Reproduce the listing word for word, leaving every picture behind.

━━━━━ Stored data

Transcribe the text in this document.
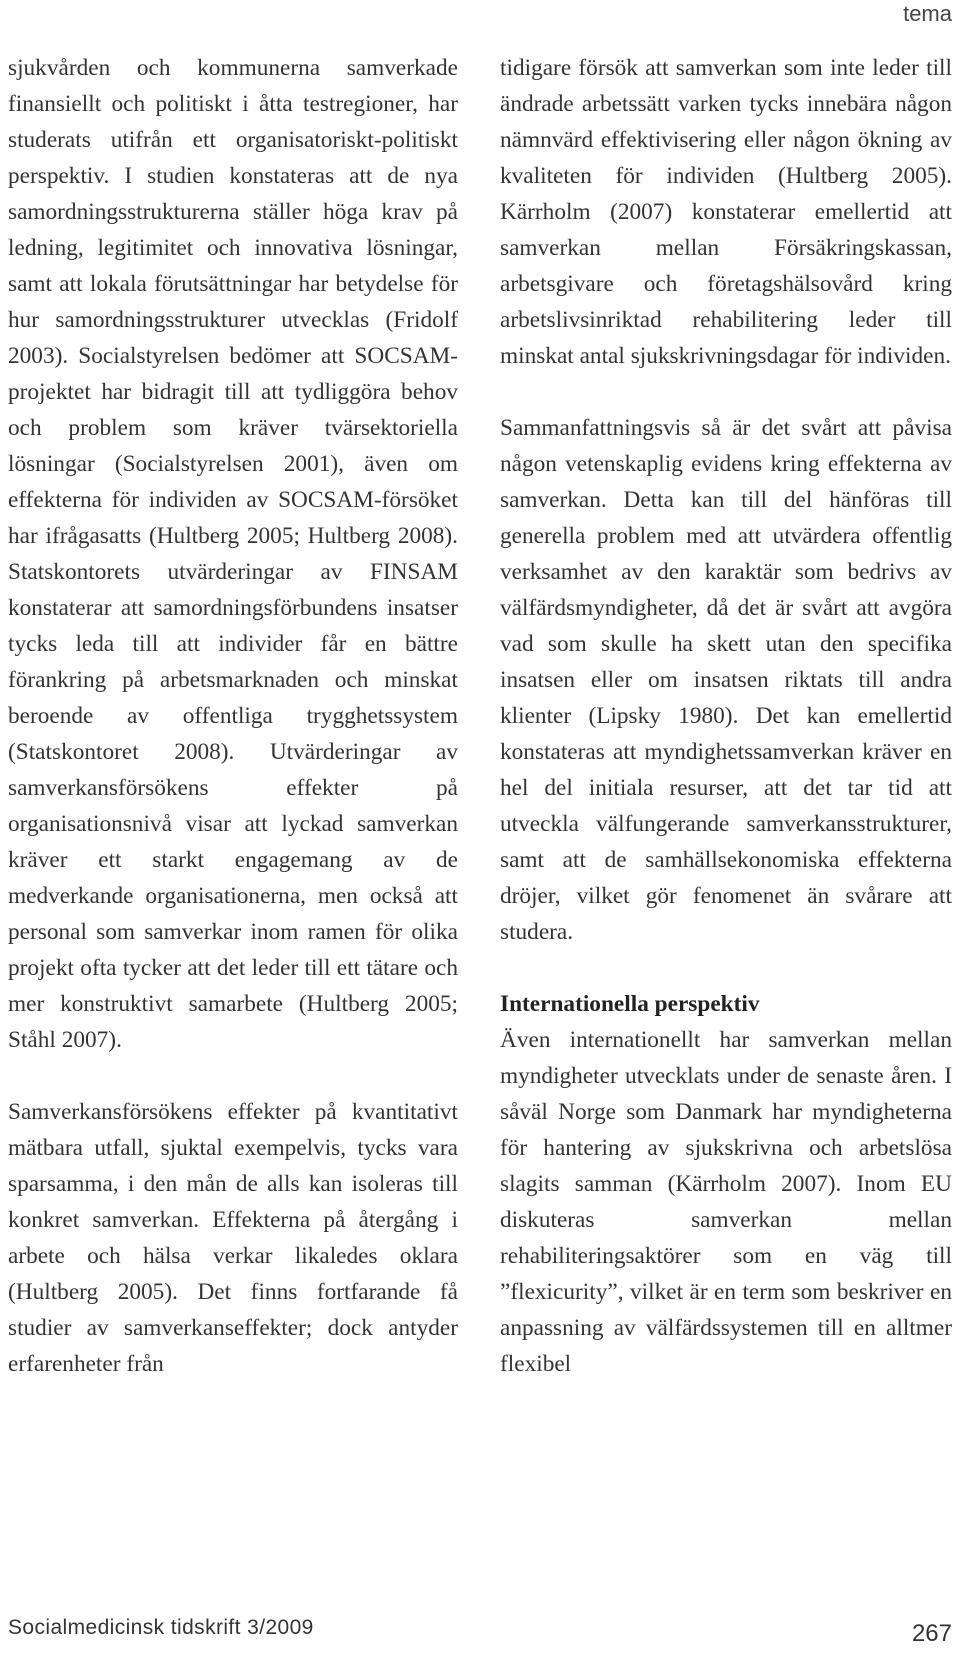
tema

sjukvården och kommunerna samverkade finansiellt och politiskt i åtta testregioner, har studerats utifrån ett organisatoriskt-politiskt perspektiv. I studien konstateras att de nya samordningsstrukturerna ställer höga krav på ledning, legitimitet och innovativa lösningar, samt att lokala förutsättningar har betydelse för hur samordningsstrukturer utvecklas (Fridolf 2003). Socialstyrelsen bedömer att SOCSAM-projektet har bidragit till att tydliggöra behov och problem som kräver tvärsektoriella lösningar (Socialstyrelsen 2001), även om effekterna för individen av SOCSAM-försöket har ifrågasatts (Hultberg 2005; Hultberg 2008). Statskontorets utvärderingar av FINSAM konstaterar att samordningsförbundens insatser tycks leda till att individer får en bättre förankring på arbetsmarknaden och minskat beroende av offentliga trygghetssystem (Statskontoret 2008). Utvärderingar av samverkansförsökens effekter på organisationsnivå visar att lyckad samverkan kräver ett starkt engagemang av de medverkande organisationerna, men också att personal som samverkar inom ramen för olika projekt ofta tycker att det leder till ett tätare och mer konstruktivt samarbete (Hultberg 2005; Ståhl 2007).

Samverkansförsökens effekter på kvantitativt mätbara utfall, sjuktal exempelvis, tycks vara sparsamma, i den mån de alls kan isoleras till konkret samverkan. Effekterna på återgång i arbete och hälsa verkar likaledes oklara (Hultberg 2005). Det finns fortfarande få studier av samverkanseffekter; dock antyder erfarenheter från

tidigare försök att samverkan som inte leder till ändrade arbetssätt varken tycks innebära någon nämnvärd effektivisering eller någon ökning av kvaliteten för individen (Hultberg 2005). Kärrholm (2007) konstaterar emellertid att samverkan mellan Försäkringskassan, arbetsgivare och företagshälsovård kring arbetslivsinriktad rehabilitering leder till minskat antal sjukskrivningsdagar för individen.

Sammanfattningsvis så är det svårt att påvisa någon vetenskaplig evidens kring effekterna av samverkan. Detta kan till del hänföras till generella problem med att utvärdera offentlig verksamhet av den karaktär som bedrivs av välfärdsmyndigheter, då det är svårt att avgöra vad som skulle ha skett utan den specifika insatsen eller om insatsen riktats till andra klienter (Lipsky 1980). Det kan emellertid konstateras att myndighetssamverkan kräver en hel del initiala resurser, att det tar tid att utveckla välfungerande samverkansstrukturer, samt att de samhällsekonomiska effekterna dröjer, vilket gör fenomenet än svårare att studera.

Internationella perspektiv

Även internationellt har samverkan mellan myndigheter utvecklats under de senaste åren. I såväl Norge som Danmark har myndigheterna för hantering av sjukskrivna och arbetslösa slagits samman (Kärrholm 2007). Inom EU diskuteras samverkan mellan rehabiliteringsaktörer som en väg till ”flexicurity”, vilket är en term som beskriver en anpassning av välfärdssystemen till en alltmer flexibel

Socialmedicinsk tidskrift 3/2009	267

━━━━━━━━━━

Full output >>
Transcribe the text in this document.
tema

sjukvården och kommunerna samverkade finansiellt och politiskt i åtta testregioner, har studerats utifrån ett organisatoriskt-politiskt perspektiv. I studien konstateras att de nya samordningsstrukturerna ställer höga krav på ledning, legitimitet och innovativa lösningar, samt att lokala förutsättningar har betydelse för hur samordningsstrukturer utvecklas (Fridolf 2003). Socialstyrelsen bedömer att SOCSAM-projektet har bidragit till att tydliggöra behov och problem som kräver tvärsektoriella lösningar (Socialstyrelsen 2001), även om effekterna för individen av SOCSAM-försöket har ifrågasatts (Hultberg 2005; Hultberg 2008). Statskontorets utvärderingar av FINSAM konstaterar att samordningsförbundens insatser tycks leda till att individer får en bättre förankring på arbetsmarknaden och minskat beroende av offentliga trygghetssystem (Statskontoret 2008). Utvärderingar av samverkansförsökens effekter på organisationsnivå visar att lyckad samverkan kräver ett starkt engagemang av de medverkande organisationerna, men också att personal som samverkar inom ramen för olika projekt ofta tycker att det leder till ett tätare och mer konstruktivt samarbete (Hultberg 2005; Ståhl 2007).

Samverkansförsökens effekter på kvantitativt mätbara utfall, sjuktal exempelvis, tycks vara sparsamma, i den mån de alls kan isoleras till konkret samverkan. Effekterna på återgång i arbete och hälsa verkar likaledes oklara (Hultberg 2005). Det finns fortfarande få studier av samverkanseffekter; dock antyder erfarenheter från

tidigare försök att samverkan som inte leder till ändrade arbetssätt varken tycks innebära någon nämnvärd effektivisering eller någon ökning av kvaliteten för individen (Hultberg 2005). Kärrholm (2007) konstaterar emellertid att samverkan mellan Försäkringskassan, arbetsgivare och företagshälsovård kring arbetslivsinriktad rehabilitering leder till minskat antal sjukskrivningsdagar för individen.

Sammanfattningsvis så är det svårt att påvisa någon vetenskaplig evidens kring effekterna av samverkan. Detta kan till del hänföras till generella problem med att utvärdera offentlig verksamhet av den karaktär som bedrivs av välfärdsmyndigheter, då det är svårt att avgöra vad som skulle ha skett utan den specifika insatsen eller om insatsen riktats till andra klienter (Lipsky 1980). Det kan emellertid konstateras att myndighetssamverkan kräver en hel del initiala resurser, att det tar tid att utveckla välfungerande samverkansstrukturer, samt att de samhällsekonomiska effekterna dröjer, vilket gör fenomenet än svårare att studera.

Internationella perspektiv

Även internationellt har samverkan mellan myndigheter utvecklats under de senaste åren. I såväl Norge som Danmark har myndigheterna för hantering av sjukskrivna och arbetslösa slagits samman (Kärrholm 2007). Inom EU diskuteras samverkan mellan rehabiliteringsaktörer som en väg till ”flexicurity”, vilket är en term som beskriver en anpassning av välfärdssystemen till en alltmer flexibel

Socialmedicinsk tidskrift 3/2009	267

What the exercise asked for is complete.